Problem details: Filter the records below for the word "ylabel". Copy each line that holds it.

Data records:
______

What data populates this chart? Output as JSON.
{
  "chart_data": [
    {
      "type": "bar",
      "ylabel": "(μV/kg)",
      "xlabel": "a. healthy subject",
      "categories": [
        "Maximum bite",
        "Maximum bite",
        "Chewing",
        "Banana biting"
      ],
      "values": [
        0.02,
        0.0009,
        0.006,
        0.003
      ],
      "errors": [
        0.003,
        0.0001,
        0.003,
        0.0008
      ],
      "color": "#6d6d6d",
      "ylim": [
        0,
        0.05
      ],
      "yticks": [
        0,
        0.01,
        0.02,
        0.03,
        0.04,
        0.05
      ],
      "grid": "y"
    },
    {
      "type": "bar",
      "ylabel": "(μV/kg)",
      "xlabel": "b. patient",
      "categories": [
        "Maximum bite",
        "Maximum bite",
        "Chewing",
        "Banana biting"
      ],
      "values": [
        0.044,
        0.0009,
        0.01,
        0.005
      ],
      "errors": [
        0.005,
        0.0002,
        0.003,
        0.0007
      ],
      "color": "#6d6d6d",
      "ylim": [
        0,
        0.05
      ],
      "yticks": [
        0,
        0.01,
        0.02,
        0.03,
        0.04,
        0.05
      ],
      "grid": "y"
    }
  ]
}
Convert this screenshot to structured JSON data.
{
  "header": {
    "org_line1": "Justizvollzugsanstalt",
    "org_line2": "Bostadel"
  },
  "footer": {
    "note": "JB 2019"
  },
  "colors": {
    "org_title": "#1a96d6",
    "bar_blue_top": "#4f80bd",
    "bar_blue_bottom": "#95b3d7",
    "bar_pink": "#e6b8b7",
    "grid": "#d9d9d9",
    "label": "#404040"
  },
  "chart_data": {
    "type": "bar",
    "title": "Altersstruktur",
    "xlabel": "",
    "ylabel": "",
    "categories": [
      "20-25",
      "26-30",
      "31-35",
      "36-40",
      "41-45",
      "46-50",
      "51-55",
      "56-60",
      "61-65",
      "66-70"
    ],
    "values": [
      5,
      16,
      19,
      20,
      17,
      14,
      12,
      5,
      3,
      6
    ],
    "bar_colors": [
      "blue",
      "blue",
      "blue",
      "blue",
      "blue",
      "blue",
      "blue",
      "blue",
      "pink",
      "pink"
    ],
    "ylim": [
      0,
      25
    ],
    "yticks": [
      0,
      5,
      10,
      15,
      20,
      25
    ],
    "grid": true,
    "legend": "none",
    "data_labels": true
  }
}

______

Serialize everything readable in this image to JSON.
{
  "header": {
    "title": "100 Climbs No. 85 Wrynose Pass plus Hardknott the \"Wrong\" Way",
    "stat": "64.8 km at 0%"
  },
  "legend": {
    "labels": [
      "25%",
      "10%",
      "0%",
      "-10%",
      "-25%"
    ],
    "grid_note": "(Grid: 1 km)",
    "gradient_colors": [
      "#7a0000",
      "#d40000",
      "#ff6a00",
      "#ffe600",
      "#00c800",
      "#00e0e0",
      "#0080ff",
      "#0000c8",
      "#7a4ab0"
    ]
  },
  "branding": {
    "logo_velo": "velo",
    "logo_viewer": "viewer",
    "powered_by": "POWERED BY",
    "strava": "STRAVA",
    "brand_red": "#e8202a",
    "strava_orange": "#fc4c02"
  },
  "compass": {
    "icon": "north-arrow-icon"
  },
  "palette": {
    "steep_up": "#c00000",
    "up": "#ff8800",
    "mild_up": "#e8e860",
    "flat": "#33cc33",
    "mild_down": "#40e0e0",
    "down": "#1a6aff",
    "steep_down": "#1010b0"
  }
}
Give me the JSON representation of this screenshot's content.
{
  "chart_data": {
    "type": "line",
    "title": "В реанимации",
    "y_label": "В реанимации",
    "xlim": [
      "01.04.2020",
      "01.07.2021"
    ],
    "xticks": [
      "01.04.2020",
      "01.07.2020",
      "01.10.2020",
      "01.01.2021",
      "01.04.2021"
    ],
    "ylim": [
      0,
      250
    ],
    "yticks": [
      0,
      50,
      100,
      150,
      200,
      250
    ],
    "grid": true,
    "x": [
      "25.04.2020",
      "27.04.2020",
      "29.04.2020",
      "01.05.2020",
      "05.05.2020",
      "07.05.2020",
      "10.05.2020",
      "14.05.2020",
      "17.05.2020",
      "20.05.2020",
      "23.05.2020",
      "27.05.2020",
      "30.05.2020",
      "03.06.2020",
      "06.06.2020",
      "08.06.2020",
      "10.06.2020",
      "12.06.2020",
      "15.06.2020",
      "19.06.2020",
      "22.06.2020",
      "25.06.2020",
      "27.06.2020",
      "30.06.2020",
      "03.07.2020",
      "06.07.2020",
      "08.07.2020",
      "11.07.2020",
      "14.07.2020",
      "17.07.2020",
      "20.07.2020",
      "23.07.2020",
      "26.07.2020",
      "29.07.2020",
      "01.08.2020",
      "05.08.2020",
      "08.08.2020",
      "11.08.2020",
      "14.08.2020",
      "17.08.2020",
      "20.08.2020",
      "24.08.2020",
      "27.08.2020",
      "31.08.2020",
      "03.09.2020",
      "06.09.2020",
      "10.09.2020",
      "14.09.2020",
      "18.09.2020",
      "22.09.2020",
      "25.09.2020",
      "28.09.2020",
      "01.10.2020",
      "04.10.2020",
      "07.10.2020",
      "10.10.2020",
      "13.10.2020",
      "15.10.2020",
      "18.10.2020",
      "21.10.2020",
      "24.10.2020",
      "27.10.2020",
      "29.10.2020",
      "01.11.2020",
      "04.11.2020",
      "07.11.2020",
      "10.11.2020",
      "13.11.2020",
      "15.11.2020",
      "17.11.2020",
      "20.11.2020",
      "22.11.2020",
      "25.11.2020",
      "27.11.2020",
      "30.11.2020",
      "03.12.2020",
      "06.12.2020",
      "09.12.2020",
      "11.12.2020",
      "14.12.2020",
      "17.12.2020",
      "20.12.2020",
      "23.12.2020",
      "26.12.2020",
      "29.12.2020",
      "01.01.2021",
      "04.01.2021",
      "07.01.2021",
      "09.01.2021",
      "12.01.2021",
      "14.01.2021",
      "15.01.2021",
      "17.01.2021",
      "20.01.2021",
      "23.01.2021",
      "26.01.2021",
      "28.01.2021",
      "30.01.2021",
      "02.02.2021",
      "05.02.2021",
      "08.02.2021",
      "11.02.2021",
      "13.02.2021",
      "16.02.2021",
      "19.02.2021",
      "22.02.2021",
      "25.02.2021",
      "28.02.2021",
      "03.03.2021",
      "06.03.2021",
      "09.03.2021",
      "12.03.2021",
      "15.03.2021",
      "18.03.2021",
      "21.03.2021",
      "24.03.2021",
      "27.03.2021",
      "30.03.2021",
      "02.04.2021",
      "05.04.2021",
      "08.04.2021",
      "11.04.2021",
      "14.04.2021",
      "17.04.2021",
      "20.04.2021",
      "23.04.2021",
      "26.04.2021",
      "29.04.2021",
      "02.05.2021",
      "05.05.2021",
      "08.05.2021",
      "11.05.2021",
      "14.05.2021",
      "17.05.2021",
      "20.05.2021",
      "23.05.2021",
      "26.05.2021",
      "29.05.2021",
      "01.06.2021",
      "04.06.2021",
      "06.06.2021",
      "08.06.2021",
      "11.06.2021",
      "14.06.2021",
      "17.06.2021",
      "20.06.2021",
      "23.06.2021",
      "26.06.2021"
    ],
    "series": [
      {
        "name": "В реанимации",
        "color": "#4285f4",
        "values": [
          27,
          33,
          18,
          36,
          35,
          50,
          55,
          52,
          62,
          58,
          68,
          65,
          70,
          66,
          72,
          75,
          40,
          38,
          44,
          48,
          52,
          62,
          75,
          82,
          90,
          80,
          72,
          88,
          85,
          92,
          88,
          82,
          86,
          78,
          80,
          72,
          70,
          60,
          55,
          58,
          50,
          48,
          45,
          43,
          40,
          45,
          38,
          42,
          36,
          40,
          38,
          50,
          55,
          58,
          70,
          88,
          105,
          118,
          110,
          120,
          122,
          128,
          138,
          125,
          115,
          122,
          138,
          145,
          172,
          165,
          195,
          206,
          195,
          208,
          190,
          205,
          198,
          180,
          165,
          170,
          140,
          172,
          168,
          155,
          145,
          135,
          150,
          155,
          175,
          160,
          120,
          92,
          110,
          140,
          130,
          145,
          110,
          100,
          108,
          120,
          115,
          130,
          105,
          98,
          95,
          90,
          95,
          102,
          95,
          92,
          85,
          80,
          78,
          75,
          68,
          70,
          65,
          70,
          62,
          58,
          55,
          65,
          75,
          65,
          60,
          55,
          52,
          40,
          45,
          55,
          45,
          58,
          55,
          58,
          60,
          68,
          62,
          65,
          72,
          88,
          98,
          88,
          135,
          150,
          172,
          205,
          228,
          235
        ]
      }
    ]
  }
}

______

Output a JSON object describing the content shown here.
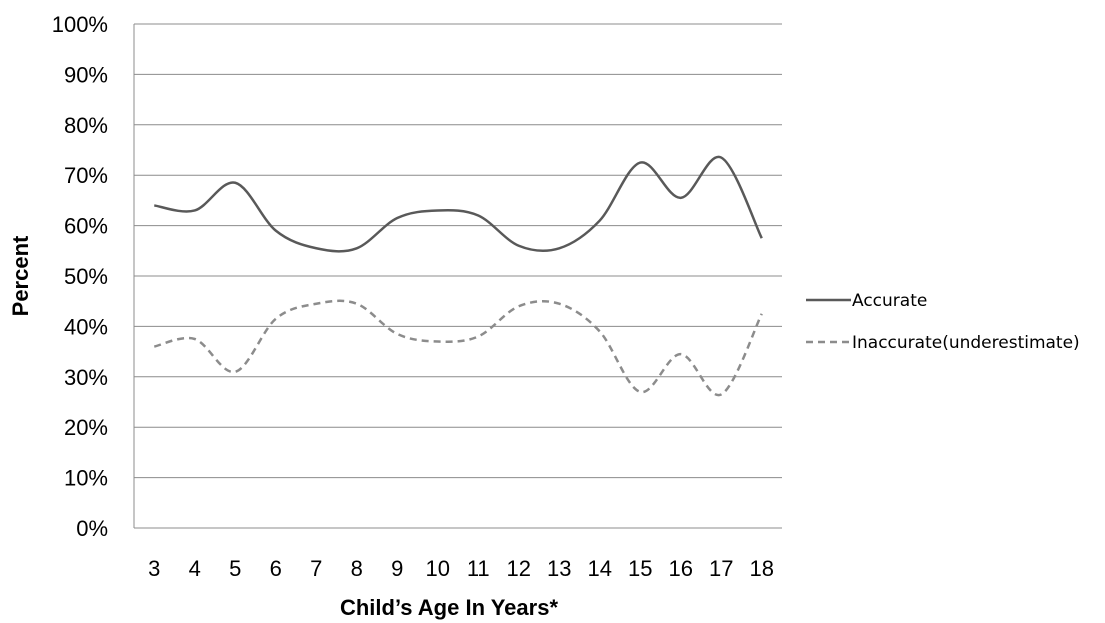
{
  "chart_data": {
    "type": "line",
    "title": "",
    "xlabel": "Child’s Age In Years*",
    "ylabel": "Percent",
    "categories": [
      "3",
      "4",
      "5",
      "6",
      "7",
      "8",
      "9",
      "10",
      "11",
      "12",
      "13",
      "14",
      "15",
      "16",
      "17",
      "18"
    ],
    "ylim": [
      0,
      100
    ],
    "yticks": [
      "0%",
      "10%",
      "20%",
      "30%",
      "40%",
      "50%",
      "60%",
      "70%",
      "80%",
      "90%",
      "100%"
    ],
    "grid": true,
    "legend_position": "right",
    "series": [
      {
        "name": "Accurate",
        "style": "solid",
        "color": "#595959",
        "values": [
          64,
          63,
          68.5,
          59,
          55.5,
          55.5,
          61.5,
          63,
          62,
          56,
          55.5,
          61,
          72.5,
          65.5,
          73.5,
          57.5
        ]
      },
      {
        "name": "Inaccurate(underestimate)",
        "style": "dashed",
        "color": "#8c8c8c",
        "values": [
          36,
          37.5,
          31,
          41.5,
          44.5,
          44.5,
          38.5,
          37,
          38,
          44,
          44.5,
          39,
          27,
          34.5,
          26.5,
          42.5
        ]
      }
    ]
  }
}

______

Finished exercise:
      "ylabel": "(μV/kg)",
      "ylabel": "(μV/kg)",
    "ylabel": "",
    "ylabel": "Percent",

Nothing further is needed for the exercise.